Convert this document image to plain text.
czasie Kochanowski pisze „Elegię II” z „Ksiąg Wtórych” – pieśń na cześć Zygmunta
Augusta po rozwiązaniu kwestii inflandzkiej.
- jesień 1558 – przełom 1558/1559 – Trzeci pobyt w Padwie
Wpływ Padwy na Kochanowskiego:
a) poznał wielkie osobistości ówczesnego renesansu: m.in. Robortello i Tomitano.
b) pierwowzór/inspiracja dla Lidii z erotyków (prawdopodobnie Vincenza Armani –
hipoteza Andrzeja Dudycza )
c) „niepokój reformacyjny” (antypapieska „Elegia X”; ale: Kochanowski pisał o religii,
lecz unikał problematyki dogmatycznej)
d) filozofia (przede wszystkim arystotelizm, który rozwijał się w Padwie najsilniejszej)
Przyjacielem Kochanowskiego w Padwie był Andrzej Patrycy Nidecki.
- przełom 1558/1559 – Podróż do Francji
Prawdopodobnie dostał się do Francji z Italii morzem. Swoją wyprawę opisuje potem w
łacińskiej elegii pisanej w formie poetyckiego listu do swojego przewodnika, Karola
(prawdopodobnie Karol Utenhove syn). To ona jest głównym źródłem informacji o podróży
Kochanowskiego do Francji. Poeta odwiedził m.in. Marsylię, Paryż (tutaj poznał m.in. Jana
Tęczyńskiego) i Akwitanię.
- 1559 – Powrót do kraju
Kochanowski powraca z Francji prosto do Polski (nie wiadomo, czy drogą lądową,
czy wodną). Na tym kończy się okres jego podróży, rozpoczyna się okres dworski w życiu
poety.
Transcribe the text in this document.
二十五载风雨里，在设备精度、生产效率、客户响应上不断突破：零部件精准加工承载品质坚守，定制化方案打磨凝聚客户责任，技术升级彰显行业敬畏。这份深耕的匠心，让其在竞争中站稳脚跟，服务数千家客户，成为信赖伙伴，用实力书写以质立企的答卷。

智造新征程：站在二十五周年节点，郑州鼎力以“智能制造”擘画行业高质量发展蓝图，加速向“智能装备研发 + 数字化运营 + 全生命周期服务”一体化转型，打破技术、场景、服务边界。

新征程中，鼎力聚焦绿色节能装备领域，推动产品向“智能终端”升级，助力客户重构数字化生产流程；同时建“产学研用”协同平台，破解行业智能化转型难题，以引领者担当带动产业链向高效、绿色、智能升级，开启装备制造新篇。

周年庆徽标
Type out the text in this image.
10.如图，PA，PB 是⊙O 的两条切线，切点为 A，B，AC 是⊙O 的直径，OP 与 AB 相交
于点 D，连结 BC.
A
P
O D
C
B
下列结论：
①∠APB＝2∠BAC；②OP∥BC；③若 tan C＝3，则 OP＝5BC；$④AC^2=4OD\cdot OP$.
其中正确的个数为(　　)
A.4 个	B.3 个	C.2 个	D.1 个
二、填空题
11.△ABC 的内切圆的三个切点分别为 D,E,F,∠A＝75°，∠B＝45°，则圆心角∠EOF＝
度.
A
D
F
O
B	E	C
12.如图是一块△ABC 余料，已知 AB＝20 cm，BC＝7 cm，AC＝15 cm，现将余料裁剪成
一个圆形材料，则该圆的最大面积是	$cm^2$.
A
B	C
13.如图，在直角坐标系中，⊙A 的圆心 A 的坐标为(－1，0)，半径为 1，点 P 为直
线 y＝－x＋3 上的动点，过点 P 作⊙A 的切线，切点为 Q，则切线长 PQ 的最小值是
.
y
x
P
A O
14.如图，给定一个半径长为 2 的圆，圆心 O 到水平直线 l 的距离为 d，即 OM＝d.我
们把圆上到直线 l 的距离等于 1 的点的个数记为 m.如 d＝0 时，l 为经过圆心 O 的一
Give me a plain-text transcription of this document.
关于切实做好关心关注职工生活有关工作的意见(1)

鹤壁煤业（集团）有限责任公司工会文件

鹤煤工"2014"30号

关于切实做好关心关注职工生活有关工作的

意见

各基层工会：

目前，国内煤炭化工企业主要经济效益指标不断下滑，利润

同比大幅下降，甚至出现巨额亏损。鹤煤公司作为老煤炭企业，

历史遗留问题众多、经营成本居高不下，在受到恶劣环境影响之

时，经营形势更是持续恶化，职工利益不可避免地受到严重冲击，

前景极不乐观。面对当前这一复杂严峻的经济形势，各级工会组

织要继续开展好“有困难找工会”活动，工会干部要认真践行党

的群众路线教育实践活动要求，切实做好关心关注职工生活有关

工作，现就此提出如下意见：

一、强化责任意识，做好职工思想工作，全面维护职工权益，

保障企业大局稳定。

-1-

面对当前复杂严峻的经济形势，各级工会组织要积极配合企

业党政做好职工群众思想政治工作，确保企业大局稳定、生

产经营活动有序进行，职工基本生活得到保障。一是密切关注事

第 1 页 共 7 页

────────────────────────────────────────

## EXERCISE DESCRIPTION
Search the entries for the word "this", then gather every line that has it.

## TASK RESULT
Convert this document image to plain text.
Transcribe the text in this document.
Type out the text in this image.
Give me a plain-text transcription of this document.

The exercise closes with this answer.